__REQUEST__:
Quote the whole listing verbatim.

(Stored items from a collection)
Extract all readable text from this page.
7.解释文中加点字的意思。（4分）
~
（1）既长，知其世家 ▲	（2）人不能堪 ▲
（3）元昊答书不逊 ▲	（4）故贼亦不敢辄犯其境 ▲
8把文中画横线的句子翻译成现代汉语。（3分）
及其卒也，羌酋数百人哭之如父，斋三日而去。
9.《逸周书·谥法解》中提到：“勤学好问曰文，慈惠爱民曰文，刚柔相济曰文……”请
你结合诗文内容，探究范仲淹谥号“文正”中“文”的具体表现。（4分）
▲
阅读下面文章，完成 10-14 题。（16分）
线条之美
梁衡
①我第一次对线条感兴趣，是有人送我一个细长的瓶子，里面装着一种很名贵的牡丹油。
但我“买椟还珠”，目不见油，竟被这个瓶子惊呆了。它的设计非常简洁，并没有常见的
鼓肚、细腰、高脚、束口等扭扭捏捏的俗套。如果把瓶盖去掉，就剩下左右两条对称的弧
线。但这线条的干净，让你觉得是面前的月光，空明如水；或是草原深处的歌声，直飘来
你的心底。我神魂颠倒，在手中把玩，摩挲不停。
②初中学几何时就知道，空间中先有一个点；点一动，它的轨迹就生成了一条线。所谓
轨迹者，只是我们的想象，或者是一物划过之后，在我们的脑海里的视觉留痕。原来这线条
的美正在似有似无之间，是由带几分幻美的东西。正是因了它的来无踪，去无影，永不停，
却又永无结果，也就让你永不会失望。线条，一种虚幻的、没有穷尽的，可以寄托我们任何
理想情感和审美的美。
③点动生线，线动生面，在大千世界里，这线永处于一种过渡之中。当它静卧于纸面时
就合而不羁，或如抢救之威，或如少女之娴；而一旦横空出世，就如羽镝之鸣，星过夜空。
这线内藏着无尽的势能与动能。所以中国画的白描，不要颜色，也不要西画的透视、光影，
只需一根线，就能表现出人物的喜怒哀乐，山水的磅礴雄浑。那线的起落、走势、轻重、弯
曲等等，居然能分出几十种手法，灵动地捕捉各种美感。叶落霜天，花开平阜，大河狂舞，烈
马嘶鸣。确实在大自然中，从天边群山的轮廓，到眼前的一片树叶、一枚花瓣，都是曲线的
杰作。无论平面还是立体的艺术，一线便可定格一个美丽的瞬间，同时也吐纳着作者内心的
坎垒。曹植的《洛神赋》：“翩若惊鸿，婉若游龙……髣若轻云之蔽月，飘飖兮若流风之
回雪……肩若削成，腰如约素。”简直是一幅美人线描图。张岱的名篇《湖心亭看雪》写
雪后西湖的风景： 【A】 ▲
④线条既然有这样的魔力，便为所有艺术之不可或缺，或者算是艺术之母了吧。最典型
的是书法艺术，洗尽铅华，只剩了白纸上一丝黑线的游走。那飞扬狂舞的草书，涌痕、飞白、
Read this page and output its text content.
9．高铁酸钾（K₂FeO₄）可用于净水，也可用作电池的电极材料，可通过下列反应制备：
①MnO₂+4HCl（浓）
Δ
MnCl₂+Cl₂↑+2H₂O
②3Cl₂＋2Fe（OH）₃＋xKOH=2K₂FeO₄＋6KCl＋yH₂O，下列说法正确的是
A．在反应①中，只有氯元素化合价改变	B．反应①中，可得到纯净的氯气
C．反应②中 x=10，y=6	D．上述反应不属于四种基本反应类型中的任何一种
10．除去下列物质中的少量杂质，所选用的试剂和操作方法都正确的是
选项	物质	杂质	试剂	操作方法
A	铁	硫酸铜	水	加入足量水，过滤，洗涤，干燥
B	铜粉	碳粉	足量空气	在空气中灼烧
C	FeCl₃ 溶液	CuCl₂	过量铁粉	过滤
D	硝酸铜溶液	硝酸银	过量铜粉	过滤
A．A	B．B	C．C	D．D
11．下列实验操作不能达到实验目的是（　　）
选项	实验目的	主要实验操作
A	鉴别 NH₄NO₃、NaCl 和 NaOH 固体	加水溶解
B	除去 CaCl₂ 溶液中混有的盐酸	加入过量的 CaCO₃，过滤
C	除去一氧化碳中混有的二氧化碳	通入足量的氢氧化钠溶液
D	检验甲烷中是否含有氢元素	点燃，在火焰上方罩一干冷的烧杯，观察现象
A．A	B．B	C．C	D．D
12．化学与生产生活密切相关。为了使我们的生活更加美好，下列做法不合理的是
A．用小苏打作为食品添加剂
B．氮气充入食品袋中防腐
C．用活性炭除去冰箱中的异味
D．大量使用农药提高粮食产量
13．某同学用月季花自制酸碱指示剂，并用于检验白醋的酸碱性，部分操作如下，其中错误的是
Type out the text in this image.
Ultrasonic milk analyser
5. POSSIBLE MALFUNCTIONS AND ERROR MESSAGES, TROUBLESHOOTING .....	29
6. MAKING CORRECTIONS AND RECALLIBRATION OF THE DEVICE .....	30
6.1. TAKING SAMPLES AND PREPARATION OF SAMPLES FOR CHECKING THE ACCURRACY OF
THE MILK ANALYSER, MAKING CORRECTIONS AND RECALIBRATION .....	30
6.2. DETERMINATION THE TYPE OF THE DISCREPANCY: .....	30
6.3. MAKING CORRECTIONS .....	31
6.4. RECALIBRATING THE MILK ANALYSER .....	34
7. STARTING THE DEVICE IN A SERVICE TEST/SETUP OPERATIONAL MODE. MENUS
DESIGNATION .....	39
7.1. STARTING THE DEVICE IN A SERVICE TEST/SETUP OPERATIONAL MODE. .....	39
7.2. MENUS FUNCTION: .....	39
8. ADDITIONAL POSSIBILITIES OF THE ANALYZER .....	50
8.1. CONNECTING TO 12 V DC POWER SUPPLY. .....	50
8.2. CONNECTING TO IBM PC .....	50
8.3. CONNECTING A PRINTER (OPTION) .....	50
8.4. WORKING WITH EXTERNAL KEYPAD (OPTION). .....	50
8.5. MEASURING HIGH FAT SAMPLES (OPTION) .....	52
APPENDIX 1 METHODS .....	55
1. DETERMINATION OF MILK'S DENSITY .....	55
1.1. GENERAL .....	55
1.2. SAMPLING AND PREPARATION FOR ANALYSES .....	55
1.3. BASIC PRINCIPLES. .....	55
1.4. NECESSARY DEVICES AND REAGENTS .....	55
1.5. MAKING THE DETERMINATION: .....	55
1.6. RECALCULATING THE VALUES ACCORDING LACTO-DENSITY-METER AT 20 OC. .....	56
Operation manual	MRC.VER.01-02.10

__SOLUTION FOR THIS EXERCISE__:
Extract all readable text from this page.
7.解释文中加点字的意思。（4分）
~
（1）既长，知其世家 ▲	（2）人不能堪 ▲
（3）元昊答书不逊 ▲	（4）故贼亦不敢辄犯其境 ▲
8把文中画横线的句子翻译成现代汉语。（3分）
及其卒也，羌酋数百人哭之如父，斋三日而去。
9.《逸周书·谥法解》中提到：“勤学好问曰文，慈惠爱民曰文，刚柔相济曰文……”请
你结合诗文内容，探究范仲淹谥号“文正”中“文”的具体表现。（4分）
▲
阅读下面文章，完成 10-14 题。（16分）
线条之美
梁衡
①我第一次对线条感兴趣，是有人送我一个细长的瓶子，里面装着一种很名贵的牡丹油。
但我“买椟还珠”，目不见油，竟被这个瓶子惊呆了。它的设计非常简洁，并没有常见的
鼓肚、细腰、高脚、束口等扭扭捏捏的俗套。如果把瓶盖去掉，就剩下左右两条对称的弧
线。但这线条的干净，让你觉得是面前的月光，空明如水；或是草原深处的歌声，直飘来
你的心底。我神魂颠倒，在手中把玩，摩挲不停。
②初中学几何时就知道，空间中先有一个点；点一动，它的轨迹就生成了一条线。所谓
轨迹者，只是我们的想象，或者是一物划过之后，在我们的脑海里的视觉留痕。原来这线条
的美正在似有似无之间，是由带几分幻美的东西。正是因了它的来无踪，去无影，永不停，
却又永无结果，也就让你永不会失望。线条，一种虚幻的、没有穷尽的，可以寄托我们任何
理想情感和审美的美。
③点动生线，线动生面，在大千世界里，这线永处于一种过渡之中。当它静卧于纸面时
就合而不羁，或如抢救之威，或如少女之娴；而一旦横空出世，就如羽镝之鸣，星过夜空。
这线内藏着无尽的势能与动能。所以中国画的白描，不要颜色，也不要西画的透视、光影，
只需一根线，就能表现出人物的喜怒哀乐，山水的磅礴雄浑。那线的起落、走势、轻重、弯
曲等等，居然能分出几十种手法，灵动地捕捉各种美感。叶落霜天，花开平阜，大河狂舞，烈
马嘶鸣。确实在大自然中，从天边群山的轮廓，到眼前的一片树叶、一枚花瓣，都是曲线的
杰作。无论平面还是立体的艺术，一线便可定格一个美丽的瞬间，同时也吐纳着作者内心的
坎垒。曹植的《洛神赋》：“翩若惊鸿，婉若游龙……髣若轻云之蔽月，飘飖兮若流风之
回雪……肩若削成，腰如约素。”简直是一幅美人线描图。张岱的名篇《湖心亭看雪》写
雪后西湖的风景： 【A】 ▲
④线条既然有这样的魔力，便为所有艺术之不可或缺，或者算是艺术之母了吧。最典型
的是书法艺术，洗尽铅华，只剩了白纸上一丝黑线的游走。那飞扬狂舞的草书，涌痕、飞白、
Read this page and output its text content.
9．高铁酸钾（K₂FeO₄）可用于净水，也可用作电池的电极材料，可通过下列反应制备：
①MnO₂+4HCl（浓）
Δ
MnCl₂+Cl₂↑+2H₂O
②3Cl₂＋2Fe（OH）₃＋xKOH=2K₂FeO₄＋6KCl＋yH₂O，下列说法正确的是
A．在反应①中，只有氯元素化合价改变	B．反应①中，可得到纯净的氯气
C．反应②中 x=10，y=6	D．上述反应不属于四种基本反应类型中的任何一种
10．除去下列物质中的少量杂质，所选用的试剂和操作方法都正确的是
选项	物质	杂质	试剂	操作方法
A	铁	硫酸铜	水	加入足量水，过滤，洗涤，干燥
B	铜粉	碳粉	足量空气	在空气中灼烧
C	FeCl₃ 溶液	CuCl₂	过量铁粉	过滤
D	硝酸铜溶液	硝酸银	过量铜粉	过滤
A．A	B．B	C．C	D．D
11．下列实验操作不能达到实验目的是（　　）
选项	实验目的	主要实验操作
A	鉴别 NH₄NO₃、NaCl 和 NaOH 固体	加水溶解
B	除去 CaCl₂ 溶液中混有的盐酸	加入过量的 CaCO₃，过滤
C	除去一氧化碳中混有的二氧化碳	通入足量的氢氧化钠溶液
D	检验甲烷中是否含有氢元素	点燃，在火焰上方罩一干冷的烧杯，观察现象
A．A	B．B	C．C	D．D
12．化学与生产生活密切相关。为了使我们的生活更加美好，下列做法不合理的是
A．用小苏打作为食品添加剂
B．氮气充入食品袋中防腐
C．用活性炭除去冰箱中的异味
D．大量使用农药提高粮食产量
13．某同学用月季花自制酸碱指示剂，并用于检验白醋的酸碱性，部分操作如下，其中错误的是
Type out the text in this image.
Ultrasonic milk analyser
5. POSSIBLE MALFUNCTIONS AND ERROR MESSAGES, TROUBLESHOOTING .....	29
6. MAKING CORRECTIONS AND RECALLIBRATION OF THE DEVICE .....	30
6.1. TAKING SAMPLES AND PREPARATION OF SAMPLES FOR CHECKING THE ACCURRACY OF
THE MILK ANALYSER, MAKING CORRECTIONS AND RECALIBRATION .....	30
6.2. DETERMINATION THE TYPE OF THE DISCREPANCY: .....	30
6.3. MAKING CORRECTIONS .....	31
6.4. RECALIBRATING THE MILK ANALYSER .....	34
7. STARTING THE DEVICE IN A SERVICE TEST/SETUP OPERATIONAL MODE. MENUS
DESIGNATION .....	39
7.1. STARTING THE DEVICE IN A SERVICE TEST/SETUP OPERATIONAL MODE. .....	39
7.2. MENUS FUNCTION: .....	39
8. ADDITIONAL POSSIBILITIES OF THE ANALYZER .....	50
8.1. CONNECTING TO 12 V DC POWER SUPPLY. .....	50
8.2. CONNECTING TO IBM PC .....	50
8.3. CONNECTING A PRINTER (OPTION) .....	50
8.4. WORKING WITH EXTERNAL KEYPAD (OPTION). .....	50
8.5. MEASURING HIGH FAT SAMPLES (OPTION) .....	52
APPENDIX 1 METHODS .....	55
1. DETERMINATION OF MILK'S DENSITY .....	55
1.1. GENERAL .....	55
1.2. SAMPLING AND PREPARATION FOR ANALYSES .....	55
1.3. BASIC PRINCIPLES. .....	55
1.4. NECESSARY DEVICES AND REAGENTS .....	55
1.5. MAKING THE DETERMINATION: .....	55
1.6. RECALCULATING THE VALUES ACCORDING LACTO-DENSITY-METER AT 20 OC. .....	56
Operation manual	MRC.VER.01-02.10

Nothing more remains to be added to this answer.